**EXERCISE**
Find every line in the records below that holds the word "JSON" and copy it.

**RECORDS FOR THIS EXERCISE**

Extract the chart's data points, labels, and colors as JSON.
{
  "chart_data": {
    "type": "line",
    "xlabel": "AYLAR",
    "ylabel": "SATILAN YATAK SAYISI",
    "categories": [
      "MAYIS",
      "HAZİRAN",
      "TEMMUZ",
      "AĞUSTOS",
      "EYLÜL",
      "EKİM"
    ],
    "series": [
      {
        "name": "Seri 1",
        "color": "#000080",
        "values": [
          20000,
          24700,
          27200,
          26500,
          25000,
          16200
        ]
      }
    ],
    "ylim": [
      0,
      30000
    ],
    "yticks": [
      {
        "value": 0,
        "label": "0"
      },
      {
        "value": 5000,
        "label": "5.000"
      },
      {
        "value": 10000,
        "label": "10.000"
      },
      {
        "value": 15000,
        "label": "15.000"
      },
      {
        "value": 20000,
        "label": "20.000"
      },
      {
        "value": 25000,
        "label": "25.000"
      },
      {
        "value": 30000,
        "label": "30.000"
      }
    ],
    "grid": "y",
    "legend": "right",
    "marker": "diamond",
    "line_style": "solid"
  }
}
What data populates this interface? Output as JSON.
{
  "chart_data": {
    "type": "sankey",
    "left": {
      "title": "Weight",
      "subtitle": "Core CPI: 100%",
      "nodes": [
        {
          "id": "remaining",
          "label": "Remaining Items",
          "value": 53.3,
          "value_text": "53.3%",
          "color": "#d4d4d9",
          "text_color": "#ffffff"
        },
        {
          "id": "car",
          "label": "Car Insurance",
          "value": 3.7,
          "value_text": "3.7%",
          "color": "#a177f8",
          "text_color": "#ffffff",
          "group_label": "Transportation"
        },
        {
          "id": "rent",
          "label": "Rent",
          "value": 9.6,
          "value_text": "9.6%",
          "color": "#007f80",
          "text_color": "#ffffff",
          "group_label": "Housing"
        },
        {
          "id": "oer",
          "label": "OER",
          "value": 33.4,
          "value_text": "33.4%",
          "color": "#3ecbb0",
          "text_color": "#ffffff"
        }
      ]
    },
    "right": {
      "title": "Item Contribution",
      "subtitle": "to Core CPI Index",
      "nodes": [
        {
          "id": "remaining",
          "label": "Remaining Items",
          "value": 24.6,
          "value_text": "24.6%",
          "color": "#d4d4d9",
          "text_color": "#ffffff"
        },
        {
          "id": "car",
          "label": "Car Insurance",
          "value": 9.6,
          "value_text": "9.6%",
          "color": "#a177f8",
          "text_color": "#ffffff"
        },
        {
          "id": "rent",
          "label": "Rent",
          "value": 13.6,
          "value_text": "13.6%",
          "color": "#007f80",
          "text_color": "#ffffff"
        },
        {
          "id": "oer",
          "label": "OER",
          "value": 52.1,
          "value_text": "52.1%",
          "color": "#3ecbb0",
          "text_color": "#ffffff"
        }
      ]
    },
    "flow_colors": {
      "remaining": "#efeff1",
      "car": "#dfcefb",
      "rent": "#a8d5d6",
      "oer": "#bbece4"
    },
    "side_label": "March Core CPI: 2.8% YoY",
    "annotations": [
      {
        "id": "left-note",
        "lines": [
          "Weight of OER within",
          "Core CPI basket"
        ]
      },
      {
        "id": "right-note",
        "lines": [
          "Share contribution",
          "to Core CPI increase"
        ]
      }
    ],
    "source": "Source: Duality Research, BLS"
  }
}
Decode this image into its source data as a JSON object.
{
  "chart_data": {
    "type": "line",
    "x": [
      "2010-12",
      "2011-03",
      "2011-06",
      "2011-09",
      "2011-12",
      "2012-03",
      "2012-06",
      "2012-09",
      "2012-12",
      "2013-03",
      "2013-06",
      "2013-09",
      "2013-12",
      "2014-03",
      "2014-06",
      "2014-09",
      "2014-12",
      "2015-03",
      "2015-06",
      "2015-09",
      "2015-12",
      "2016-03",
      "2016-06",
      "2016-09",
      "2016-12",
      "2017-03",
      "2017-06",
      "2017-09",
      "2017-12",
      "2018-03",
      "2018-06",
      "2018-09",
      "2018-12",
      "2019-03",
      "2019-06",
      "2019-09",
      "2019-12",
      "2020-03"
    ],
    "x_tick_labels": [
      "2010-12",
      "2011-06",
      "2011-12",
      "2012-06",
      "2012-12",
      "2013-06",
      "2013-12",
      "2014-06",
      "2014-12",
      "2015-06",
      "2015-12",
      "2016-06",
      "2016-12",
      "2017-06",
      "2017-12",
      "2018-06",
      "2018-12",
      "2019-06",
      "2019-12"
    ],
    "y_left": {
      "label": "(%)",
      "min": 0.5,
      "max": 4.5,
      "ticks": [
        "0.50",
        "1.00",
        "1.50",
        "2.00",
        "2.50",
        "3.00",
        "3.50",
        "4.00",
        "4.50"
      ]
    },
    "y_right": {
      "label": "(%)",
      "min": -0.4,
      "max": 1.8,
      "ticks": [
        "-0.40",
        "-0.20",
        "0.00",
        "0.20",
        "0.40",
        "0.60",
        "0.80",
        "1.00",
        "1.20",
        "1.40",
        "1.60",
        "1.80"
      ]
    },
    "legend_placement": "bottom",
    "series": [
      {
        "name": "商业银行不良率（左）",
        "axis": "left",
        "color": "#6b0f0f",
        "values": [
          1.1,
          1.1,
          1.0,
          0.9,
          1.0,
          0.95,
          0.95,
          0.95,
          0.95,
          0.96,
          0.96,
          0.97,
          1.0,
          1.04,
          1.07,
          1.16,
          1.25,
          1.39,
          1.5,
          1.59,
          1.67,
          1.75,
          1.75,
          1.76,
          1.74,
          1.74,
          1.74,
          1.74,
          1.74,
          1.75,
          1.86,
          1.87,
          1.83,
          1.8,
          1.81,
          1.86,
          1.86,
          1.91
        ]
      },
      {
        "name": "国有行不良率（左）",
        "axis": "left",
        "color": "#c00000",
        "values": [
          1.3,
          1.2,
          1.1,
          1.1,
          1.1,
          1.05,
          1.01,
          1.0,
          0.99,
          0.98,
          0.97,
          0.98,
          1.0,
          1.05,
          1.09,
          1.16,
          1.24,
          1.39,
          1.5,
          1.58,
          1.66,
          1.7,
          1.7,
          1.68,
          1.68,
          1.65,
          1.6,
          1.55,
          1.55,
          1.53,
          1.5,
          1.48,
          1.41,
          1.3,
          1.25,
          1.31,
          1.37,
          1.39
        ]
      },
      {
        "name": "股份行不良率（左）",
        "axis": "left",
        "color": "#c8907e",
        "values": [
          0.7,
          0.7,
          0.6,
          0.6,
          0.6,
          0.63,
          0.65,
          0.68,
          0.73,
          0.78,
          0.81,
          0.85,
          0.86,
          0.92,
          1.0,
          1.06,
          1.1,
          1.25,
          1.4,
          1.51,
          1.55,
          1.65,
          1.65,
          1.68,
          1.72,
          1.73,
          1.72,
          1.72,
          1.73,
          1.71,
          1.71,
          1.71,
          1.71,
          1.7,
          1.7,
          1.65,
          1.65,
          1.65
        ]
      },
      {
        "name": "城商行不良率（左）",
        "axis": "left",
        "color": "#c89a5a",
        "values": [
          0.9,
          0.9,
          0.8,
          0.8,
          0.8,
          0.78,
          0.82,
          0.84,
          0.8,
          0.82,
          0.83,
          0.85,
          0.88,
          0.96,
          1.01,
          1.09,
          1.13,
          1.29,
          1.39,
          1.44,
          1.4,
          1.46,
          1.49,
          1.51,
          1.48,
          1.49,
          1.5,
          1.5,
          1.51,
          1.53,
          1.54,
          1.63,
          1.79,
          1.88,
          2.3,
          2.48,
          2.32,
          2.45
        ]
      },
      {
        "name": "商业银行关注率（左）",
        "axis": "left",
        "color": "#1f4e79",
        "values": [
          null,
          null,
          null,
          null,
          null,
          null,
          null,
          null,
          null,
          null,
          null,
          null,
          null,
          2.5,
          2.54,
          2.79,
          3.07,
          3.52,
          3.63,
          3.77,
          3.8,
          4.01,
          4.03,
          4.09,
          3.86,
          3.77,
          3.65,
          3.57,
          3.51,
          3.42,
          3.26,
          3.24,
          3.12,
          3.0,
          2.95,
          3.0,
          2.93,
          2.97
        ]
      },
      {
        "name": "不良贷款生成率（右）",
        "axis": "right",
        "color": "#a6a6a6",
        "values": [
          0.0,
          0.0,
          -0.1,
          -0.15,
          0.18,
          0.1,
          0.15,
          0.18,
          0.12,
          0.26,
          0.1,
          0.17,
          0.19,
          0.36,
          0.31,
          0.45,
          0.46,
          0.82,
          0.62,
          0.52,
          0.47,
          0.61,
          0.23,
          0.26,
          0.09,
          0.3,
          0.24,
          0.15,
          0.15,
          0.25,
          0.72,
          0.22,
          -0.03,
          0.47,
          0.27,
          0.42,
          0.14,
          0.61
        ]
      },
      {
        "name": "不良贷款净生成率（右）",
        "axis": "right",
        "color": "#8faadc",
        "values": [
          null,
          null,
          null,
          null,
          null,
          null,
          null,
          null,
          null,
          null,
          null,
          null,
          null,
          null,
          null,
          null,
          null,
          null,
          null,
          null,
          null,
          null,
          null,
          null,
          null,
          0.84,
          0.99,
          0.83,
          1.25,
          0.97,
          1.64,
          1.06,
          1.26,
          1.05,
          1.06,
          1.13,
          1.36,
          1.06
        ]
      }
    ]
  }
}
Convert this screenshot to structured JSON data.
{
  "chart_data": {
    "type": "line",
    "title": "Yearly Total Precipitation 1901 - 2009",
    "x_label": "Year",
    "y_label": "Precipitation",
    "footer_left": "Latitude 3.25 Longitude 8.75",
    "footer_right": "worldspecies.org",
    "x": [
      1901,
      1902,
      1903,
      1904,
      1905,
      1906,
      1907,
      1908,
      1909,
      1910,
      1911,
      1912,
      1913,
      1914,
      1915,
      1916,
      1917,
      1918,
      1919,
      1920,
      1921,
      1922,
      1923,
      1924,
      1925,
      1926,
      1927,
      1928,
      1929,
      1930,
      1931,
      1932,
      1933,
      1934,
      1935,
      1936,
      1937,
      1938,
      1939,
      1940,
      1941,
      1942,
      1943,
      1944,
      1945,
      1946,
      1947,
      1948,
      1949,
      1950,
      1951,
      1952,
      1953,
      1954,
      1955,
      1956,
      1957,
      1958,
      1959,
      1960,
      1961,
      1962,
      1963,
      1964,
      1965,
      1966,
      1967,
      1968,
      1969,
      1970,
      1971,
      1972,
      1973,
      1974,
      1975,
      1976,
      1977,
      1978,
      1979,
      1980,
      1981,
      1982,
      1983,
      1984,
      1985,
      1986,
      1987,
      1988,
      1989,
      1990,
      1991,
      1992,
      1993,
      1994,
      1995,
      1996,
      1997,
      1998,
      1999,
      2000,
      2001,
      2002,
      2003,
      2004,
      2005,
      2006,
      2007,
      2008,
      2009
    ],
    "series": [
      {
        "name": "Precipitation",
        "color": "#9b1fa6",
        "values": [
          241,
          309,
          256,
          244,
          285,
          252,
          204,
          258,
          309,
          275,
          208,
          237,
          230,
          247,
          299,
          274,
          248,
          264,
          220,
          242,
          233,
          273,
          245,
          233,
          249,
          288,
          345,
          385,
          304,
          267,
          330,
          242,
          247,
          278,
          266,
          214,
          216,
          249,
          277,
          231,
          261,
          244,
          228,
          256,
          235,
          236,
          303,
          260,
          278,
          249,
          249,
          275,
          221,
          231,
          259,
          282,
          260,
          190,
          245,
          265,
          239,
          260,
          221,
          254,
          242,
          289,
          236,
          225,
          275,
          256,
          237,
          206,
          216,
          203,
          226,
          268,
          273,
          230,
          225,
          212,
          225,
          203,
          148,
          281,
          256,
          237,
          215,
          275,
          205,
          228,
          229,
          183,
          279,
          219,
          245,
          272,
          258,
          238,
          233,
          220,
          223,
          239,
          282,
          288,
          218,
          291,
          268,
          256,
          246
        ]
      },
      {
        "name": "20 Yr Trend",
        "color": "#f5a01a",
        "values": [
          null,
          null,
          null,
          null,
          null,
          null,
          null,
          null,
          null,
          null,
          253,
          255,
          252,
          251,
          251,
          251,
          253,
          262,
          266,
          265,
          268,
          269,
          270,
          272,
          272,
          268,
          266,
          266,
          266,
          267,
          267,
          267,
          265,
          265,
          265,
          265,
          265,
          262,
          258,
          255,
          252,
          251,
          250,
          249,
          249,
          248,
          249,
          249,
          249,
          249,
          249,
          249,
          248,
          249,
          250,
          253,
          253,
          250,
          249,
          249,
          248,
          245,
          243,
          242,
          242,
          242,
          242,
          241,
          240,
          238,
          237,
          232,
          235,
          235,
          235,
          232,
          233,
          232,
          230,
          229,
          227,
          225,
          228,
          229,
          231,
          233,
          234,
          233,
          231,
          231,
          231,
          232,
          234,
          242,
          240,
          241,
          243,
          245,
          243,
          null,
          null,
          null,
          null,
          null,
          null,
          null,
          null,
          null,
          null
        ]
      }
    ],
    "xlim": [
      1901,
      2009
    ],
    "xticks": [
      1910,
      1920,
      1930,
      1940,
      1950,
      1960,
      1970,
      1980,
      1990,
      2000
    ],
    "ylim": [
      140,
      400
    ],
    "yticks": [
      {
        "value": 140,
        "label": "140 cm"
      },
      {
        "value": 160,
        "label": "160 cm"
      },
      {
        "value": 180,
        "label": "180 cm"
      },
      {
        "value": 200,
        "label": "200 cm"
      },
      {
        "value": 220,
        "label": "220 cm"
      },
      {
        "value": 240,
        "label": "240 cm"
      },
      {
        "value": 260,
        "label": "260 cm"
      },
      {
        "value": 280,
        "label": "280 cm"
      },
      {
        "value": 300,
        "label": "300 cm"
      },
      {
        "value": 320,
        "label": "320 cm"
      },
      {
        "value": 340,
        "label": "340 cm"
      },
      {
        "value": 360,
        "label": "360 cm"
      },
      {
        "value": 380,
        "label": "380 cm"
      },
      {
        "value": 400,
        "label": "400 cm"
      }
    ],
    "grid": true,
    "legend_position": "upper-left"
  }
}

**SOLUTION TO THE EXERCISE**
Extract the chart's data points, labels, and colors as JSON.
What data populates this interface? Output as JSON.
Decode this image into its source data as a JSON object.
Convert this screenshot to structured JSON data.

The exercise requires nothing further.